## TASK STATEMENT
Print all of the data exactly as written.

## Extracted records
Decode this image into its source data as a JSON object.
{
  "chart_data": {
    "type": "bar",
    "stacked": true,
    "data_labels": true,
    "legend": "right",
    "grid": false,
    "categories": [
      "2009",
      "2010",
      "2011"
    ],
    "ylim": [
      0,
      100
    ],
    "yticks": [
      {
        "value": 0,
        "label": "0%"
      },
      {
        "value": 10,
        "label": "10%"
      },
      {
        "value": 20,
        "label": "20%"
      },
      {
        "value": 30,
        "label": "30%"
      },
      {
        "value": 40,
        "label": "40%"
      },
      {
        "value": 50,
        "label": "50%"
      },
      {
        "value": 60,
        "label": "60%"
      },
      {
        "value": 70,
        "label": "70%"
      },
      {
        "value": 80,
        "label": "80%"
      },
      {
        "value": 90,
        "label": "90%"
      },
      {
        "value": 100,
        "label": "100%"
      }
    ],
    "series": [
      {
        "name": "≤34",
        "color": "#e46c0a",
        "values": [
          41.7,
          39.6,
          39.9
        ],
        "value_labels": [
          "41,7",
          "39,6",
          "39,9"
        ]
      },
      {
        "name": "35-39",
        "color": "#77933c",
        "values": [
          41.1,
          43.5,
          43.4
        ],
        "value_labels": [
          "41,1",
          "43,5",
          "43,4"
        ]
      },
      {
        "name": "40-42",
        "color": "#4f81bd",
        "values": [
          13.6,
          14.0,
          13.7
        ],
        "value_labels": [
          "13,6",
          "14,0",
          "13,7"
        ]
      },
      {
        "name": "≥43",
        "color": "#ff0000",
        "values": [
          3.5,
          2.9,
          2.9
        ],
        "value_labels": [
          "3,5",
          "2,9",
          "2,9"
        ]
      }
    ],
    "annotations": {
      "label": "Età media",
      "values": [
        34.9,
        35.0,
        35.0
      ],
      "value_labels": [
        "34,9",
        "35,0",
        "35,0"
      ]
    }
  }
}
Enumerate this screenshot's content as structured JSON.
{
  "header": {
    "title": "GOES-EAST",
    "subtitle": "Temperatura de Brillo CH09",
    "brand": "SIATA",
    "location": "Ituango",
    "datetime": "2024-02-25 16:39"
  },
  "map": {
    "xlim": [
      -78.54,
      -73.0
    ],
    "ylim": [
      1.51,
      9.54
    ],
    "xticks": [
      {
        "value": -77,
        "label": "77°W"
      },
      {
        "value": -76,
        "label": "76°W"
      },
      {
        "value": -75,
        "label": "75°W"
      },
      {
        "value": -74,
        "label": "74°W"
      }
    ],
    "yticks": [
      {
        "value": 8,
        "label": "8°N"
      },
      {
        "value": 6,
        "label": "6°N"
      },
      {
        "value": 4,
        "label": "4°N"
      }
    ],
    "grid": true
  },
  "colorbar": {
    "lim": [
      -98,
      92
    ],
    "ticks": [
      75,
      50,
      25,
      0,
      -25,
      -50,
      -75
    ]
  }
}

## FINISHED EXERCISE
Decode this image into its source data as a JSON object.
{
  "chart_data": {
    "type": "bar",
    "stacked": true,
    "data_labels": true,
    "legend": "right",
    "grid": false,
    "categories": [
      "2009",
      "2010",
      "2011"
    ],
    "ylim": [
      0,
      100
    ],
    "yticks": [
      {
        "value": 0,
        "label": "0%"
      },
      {
        "value": 10,
        "label": "10%"
      },
      {
        "value": 20,
        "label": "20%"
      },
      {
        "value": 30,
        "label": "30%"
      },
      {
        "value": 40,
        "label": "40%"
      },
      {
        "value": 50,
        "label": "50%"
      },
      {
        "value": 60,
        "label": "60%"
      },
      {
        "value": 70,
        "label": "70%"
      },
      {
        "value": 80,
        "label": "80%"
      },
      {
        "value": 90,
        "label": "90%"
      },
      {
        "value": 100,
        "label": "100%"
      }
    ],
    "series": [
      {
        "name": "≤34",
        "color": "#e46c0a",
        "values": [
          41.7,
          39.6,
          39.9
        ],
        "value_labels": [
          "41,7",
          "39,6",
          "39,9"
        ]
      },
      {
        "name": "35-39",
        "color": "#77933c",
        "values": [
          41.1,
          43.5,
          43.4
        ],
        "value_labels": [
          "41,1",
          "43,5",
          "43,4"
        ]
      },
      {
        "name": "40-42",
        "color": "#4f81bd",
        "values": [
          13.6,
          14.0,
          13.7
        ],
        "value_labels": [
          "13,6",
          "14,0",
          "13,7"
        ]
      },
      {
        "name": "≥43",
        "color": "#ff0000",
        "values": [
          3.5,
          2.9,
          2.9
        ],
        "value_labels": [
          "3,5",
          "2,9",
          "2,9"
        ]
      }
    ],
    "annotations": {
      "label": "Età media",
      "values": [
        34.9,
        35.0,
        35.0
      ],
      "value_labels": [
        "34,9",
        "35,0",
        "35,0"
      ]
    }
  }
}
Enumerate this screenshot's content as structured JSON.
{
  "header": {
    "title": "GOES-EAST",
    "subtitle": "Temperatura de Brillo CH09",
    "brand": "SIATA",
    "location": "Ituango",
    "datetime": "2024-02-25 16:39"
  },
  "map": {
    "xlim": [
      -78.54,
      -73.0
    ],
    "ylim": [
      1.51,
      9.54
    ],
    "xticks": [
      {
        "value": -77,
        "label": "77°W"
      },
      {
        "value": -76,
        "label": "76°W"
      },
      {
        "value": -75,
        "label": "75°W"
      },
      {
        "value": -74,
        "label": "74°W"
      }
    ],
    "yticks": [
      {
        "value": 8,
        "label": "8°N"
      },
      {
        "value": 6,
        "label": "6°N"
      },
      {
        "value": 4,
        "label": "4°N"
      }
    ],
    "grid": true
  },
  "colorbar": {
    "lim": [
      -98,
      92
    ],
    "ticks": [
      75,
      50,
      25,
      0,
      -25,
      -50,
      -75
    ]
  }
}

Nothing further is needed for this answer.